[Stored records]
-- begin --
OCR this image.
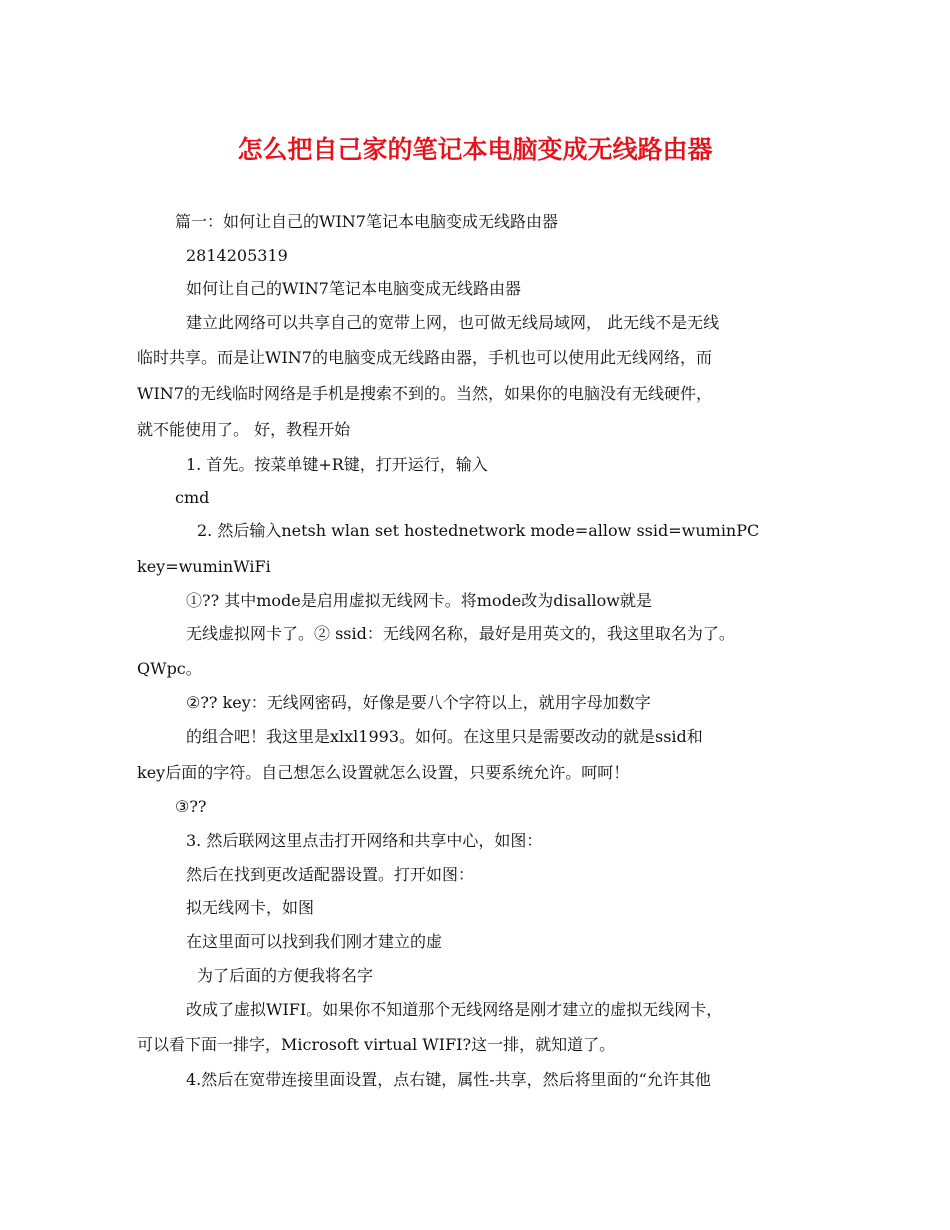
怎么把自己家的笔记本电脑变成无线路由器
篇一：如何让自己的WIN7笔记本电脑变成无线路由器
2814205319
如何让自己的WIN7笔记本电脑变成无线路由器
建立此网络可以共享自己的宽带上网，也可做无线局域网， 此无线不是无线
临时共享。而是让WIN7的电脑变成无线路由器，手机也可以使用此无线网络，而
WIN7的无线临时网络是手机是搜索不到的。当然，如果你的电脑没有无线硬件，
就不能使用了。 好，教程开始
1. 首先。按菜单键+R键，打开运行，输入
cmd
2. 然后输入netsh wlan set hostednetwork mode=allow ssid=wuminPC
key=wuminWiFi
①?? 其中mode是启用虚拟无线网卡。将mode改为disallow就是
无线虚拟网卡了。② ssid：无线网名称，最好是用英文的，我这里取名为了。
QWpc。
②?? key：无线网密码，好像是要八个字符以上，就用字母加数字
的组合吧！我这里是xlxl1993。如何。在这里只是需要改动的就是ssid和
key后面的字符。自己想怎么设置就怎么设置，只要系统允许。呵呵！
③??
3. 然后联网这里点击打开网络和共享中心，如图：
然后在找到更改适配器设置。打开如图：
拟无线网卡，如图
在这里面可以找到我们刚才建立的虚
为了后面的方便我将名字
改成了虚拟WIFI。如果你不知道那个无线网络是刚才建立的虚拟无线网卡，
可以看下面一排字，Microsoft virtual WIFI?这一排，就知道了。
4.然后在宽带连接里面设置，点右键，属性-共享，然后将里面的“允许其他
-- end --
Return the material exactly as given, apart from the pictures.

> _Output for this task_
OCR this image.
怎么把自己家的笔记本电脑变成无线路由器
篇一：如何让自己的WIN7笔记本电脑变成无线路由器
2814205319
如何让自己的WIN7笔记本电脑变成无线路由器
建立此网络可以共享自己的宽带上网，也可做无线局域网， 此无线不是无线
临时共享。而是让WIN7的电脑变成无线路由器，手机也可以使用此无线网络，而
WIN7的无线临时网络是手机是搜索不到的。当然，如果你的电脑没有无线硬件，
就不能使用了。 好，教程开始
1. 首先。按菜单键+R键，打开运行，输入
cmd
2. 然后输入netsh wlan set hostednetwork mode=allow ssid=wuminPC
key=wuminWiFi
①?? 其中mode是启用虚拟无线网卡。将mode改为disallow就是
无线虚拟网卡了。② ssid：无线网名称，最好是用英文的，我这里取名为了。
QWpc。
②?? key：无线网密码，好像是要八个字符以上，就用字母加数字
的组合吧！我这里是xlxl1993。如何。在这里只是需要改动的就是ssid和
key后面的字符。自己想怎么设置就怎么设置，只要系统允许。呵呵！
③??
3. 然后联网这里点击打开网络和共享中心，如图：
然后在找到更改适配器设置。打开如图：
拟无线网卡，如图
在这里面可以找到我们刚才建立的虚
为了后面的方便我将名字
改成了虚拟WIFI。如果你不知道那个无线网络是刚才建立的虚拟无线网卡，
可以看下面一排字，Microsoft virtual WIFI?这一排，就知道了。
4.然后在宽带连接里面设置，点右键，属性-共享，然后将里面的“允许其他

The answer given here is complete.